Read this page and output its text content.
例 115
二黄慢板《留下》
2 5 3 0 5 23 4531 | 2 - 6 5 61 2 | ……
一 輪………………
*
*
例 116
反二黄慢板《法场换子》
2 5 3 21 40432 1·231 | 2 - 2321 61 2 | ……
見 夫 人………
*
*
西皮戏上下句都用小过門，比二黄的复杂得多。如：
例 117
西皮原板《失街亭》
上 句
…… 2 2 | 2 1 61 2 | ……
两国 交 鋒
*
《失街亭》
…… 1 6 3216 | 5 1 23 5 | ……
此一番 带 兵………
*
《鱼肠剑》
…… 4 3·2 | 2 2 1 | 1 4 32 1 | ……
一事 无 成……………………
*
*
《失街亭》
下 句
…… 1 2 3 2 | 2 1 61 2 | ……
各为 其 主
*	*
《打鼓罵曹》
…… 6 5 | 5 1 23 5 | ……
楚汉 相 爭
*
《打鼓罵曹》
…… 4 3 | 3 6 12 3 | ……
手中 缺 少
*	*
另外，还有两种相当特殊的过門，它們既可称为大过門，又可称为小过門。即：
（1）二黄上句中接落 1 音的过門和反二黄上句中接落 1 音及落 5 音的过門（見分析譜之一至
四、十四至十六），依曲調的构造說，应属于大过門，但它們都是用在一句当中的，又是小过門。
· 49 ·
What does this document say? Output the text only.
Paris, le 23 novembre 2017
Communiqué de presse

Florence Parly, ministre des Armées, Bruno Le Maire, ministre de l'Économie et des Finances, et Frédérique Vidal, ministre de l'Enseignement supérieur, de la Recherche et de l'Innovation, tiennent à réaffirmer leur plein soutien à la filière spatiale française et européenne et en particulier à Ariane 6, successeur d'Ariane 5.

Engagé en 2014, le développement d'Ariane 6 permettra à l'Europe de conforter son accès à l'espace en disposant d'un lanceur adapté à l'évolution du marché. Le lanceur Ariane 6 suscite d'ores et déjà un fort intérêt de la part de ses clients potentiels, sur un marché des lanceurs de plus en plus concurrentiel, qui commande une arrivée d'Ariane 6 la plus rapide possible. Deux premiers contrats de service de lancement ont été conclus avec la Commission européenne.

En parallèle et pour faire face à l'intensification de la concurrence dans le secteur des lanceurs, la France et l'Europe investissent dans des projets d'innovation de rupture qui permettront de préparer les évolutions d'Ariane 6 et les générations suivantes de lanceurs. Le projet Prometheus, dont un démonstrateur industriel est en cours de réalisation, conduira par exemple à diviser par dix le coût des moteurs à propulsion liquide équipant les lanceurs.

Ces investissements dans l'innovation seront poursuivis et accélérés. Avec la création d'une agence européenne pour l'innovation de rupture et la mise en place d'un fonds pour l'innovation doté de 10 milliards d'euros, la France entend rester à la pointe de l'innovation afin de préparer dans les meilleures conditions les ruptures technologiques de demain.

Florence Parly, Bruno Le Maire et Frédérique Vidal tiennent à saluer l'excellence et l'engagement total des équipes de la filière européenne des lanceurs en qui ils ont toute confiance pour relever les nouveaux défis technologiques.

========================================

:: EXERCISE BRIEF ::
Each line of the material should be echoed exactly.

:: WRITTEN ANSWER ::
Read this page and output its text content.
例 115
二黄慢板《留下》
2 5 3 0 5 23 4531 | 2 - 6 5 61 2 | ……
一 輪………………
*
*
例 116
反二黄慢板《法场换子》
2 5 3 21 40432 1·231 | 2 - 2321 61 2 | ……
見 夫 人………
*
*
西皮戏上下句都用小过門，比二黄的复杂得多。如：
例 117
西皮原板《失街亭》
上 句
…… 2 2 | 2 1 61 2 | ……
两国 交 鋒
*
《失街亭》
…… 1 6 3216 | 5 1 23 5 | ……
此一番 带 兵………
*
《鱼肠剑》
…… 4 3·2 | 2 2 1 | 1 4 32 1 | ……
一事 无 成……………………
*
*
《失街亭》
下 句
…… 1 2 3 2 | 2 1 61 2 | ……
各为 其 主
*	*
《打鼓罵曹》
…… 6 5 | 5 1 23 5 | ……
楚汉 相 爭
*
《打鼓罵曹》
…… 4 3 | 3 6 12 3 | ……
手中 缺 少
*	*
另外，还有两种相当特殊的过門，它們既可称为大过門，又可称为小过門。即：
（1）二黄上句中接落 1 音的过門和反二黄上句中接落 1 音及落 5 音的过門（見分析譜之一至
四、十四至十六），依曲調的构造說，应属于大过門，但它們都是用在一句当中的，又是小过門。
· 49 ·
What does this document say? Output the text only.
Paris, le 23 novembre 2017
Communiqué de presse

Florence Parly, ministre des Armées, Bruno Le Maire, ministre de l'Économie et des Finances, et Frédérique Vidal, ministre de l'Enseignement supérieur, de la Recherche et de l'Innovation, tiennent à réaffirmer leur plein soutien à la filière spatiale française et européenne et en particulier à Ariane 6, successeur d'Ariane 5.

Engagé en 2014, le développement d'Ariane 6 permettra à l'Europe de conforter son accès à l'espace en disposant d'un lanceur adapté à l'évolution du marché. Le lanceur Ariane 6 suscite d'ores et déjà un fort intérêt de la part de ses clients potentiels, sur un marché des lanceurs de plus en plus concurrentiel, qui commande une arrivée d'Ariane 6 la plus rapide possible. Deux premiers contrats de service de lancement ont été conclus avec la Commission européenne.

En parallèle et pour faire face à l'intensification de la concurrence dans le secteur des lanceurs, la France et l'Europe investissent dans des projets d'innovation de rupture qui permettront de préparer les évolutions d'Ariane 6 et les générations suivantes de lanceurs. Le projet Prometheus, dont un démonstrateur industriel est en cours de réalisation, conduira par exemple à diviser par dix le coût des moteurs à propulsion liquide équipant les lanceurs.

Ces investissements dans l'innovation seront poursuivis et accélérés. Avec la création d'une agence européenne pour l'innovation de rupture et la mise en place d'un fonds pour l'innovation doté de 10 milliards d'euros, la France entend rester à la pointe de l'innovation afin de préparer dans les meilleures conditions les ruptures technologiques de demain.

Florence Parly, Bruno Le Maire et Frédérique Vidal tiennent à saluer l'excellence et l'engagement total des équipes de la filière européenne des lanceurs en qui ils ont toute confiance pour relever les nouveaux défis technologiques.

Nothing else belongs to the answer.